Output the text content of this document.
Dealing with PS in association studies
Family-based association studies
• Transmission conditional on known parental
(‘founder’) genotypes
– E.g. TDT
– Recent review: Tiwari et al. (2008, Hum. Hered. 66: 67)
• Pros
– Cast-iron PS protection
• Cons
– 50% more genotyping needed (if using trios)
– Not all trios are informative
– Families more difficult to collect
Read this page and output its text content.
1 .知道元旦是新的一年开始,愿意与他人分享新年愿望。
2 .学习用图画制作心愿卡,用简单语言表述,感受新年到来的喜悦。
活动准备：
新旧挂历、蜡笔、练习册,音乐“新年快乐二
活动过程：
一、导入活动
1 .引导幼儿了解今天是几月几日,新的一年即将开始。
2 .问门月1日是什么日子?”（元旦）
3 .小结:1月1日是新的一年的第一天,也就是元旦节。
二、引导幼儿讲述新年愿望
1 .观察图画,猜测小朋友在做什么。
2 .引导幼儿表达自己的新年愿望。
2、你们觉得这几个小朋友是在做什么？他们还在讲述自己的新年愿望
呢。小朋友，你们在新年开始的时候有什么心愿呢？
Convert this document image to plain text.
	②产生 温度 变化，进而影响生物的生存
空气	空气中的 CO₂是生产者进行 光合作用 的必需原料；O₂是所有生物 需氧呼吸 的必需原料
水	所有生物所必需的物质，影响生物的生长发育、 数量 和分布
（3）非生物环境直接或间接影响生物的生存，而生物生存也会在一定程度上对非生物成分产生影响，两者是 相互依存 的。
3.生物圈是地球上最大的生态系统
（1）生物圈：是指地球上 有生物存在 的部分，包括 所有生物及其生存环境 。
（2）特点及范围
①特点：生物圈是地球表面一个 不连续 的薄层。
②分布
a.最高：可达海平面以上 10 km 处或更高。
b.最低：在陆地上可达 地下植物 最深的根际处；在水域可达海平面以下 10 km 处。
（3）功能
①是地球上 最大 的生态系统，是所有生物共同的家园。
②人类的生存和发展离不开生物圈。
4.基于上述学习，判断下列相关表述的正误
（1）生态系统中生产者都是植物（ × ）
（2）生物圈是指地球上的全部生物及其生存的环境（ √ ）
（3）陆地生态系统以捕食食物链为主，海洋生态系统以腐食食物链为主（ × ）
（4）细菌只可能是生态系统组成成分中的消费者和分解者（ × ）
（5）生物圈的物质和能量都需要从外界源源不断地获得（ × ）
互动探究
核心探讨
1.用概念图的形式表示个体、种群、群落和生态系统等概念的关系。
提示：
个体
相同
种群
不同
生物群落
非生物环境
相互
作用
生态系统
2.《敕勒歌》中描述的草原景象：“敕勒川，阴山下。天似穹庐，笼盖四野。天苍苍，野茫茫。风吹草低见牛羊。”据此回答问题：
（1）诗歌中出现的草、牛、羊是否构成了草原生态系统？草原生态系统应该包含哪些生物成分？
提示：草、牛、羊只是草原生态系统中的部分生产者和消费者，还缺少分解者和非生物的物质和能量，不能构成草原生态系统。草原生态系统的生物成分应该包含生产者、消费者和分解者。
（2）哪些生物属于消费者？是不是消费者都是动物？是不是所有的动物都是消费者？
########
- What to do -
Repeat exactly the lines above from the line that contains "Read this page and output its text content." through the end. Include both of these ends; leave out everything else.

- Correct output -
Read this page and output its text content.
1 .知道元旦是新的一年开始,愿意与他人分享新年愿望。
2 .学习用图画制作心愿卡,用简单语言表述,感受新年到来的喜悦。
活动准备：
新旧挂历、蜡笔、练习册,音乐“新年快乐二
活动过程：
一、导入活动
1 .引导幼儿了解今天是几月几日,新的一年即将开始。
2 .问门月1日是什么日子?”（元旦）
3 .小结:1月1日是新的一年的第一天,也就是元旦节。
二、引导幼儿讲述新年愿望
1 .观察图画,猜测小朋友在做什么。
2 .引导幼儿表达自己的新年愿望。
2、你们觉得这几个小朋友是在做什么？他们还在讲述自己的新年愿望
呢。小朋友，你们在新年开始的时候有什么心愿呢？
Convert this document image to plain text.
	②产生 温度 变化，进而影响生物的生存
空气	空气中的 CO₂是生产者进行 光合作用 的必需原料；O₂是所有生物 需氧呼吸 的必需原料
水	所有生物所必需的物质，影响生物的生长发育、 数量 和分布
（3）非生物环境直接或间接影响生物的生存，而生物生存也会在一定程度上对非生物成分产生影响，两者是 相互依存 的。
3.生物圈是地球上最大的生态系统
（1）生物圈：是指地球上 有生物存在 的部分，包括 所有生物及其生存环境 。
（2）特点及范围
①特点：生物圈是地球表面一个 不连续 的薄层。
②分布
a.最高：可达海平面以上 10 km 处或更高。
b.最低：在陆地上可达 地下植物 最深的根际处；在水域可达海平面以下 10 km 处。
（3）功能
①是地球上 最大 的生态系统，是所有生物共同的家园。
②人类的生存和发展离不开生物圈。
4.基于上述学习，判断下列相关表述的正误
（1）生态系统中生产者都是植物（ × ）
（2）生物圈是指地球上的全部生物及其生存的环境（ √ ）
（3）陆地生态系统以捕食食物链为主，海洋生态系统以腐食食物链为主（ × ）
（4）细菌只可能是生态系统组成成分中的消费者和分解者（ × ）
（5）生物圈的物质和能量都需要从外界源源不断地获得（ × ）
互动探究
核心探讨
1.用概念图的形式表示个体、种群、群落和生态系统等概念的关系。
提示：
个体
相同
种群
不同
生物群落
非生物环境
相互
作用
生态系统
2.《敕勒歌》中描述的草原景象：“敕勒川，阴山下。天似穹庐，笼盖四野。天苍苍，野茫茫。风吹草低见牛羊。”据此回答问题：
（1）诗歌中出现的草、牛、羊是否构成了草原生态系统？草原生态系统应该包含哪些生物成分？
提示：草、牛、羊只是草原生态系统中的部分生产者和消费者，还缺少分解者和非生物的物质和能量，不能构成草原生态系统。草原生态系统的生物成分应该包含生产者、消费者和分解者。
（2）哪些生物属于消费者？是不是消费者都是动物？是不是所有的动物都是消费者？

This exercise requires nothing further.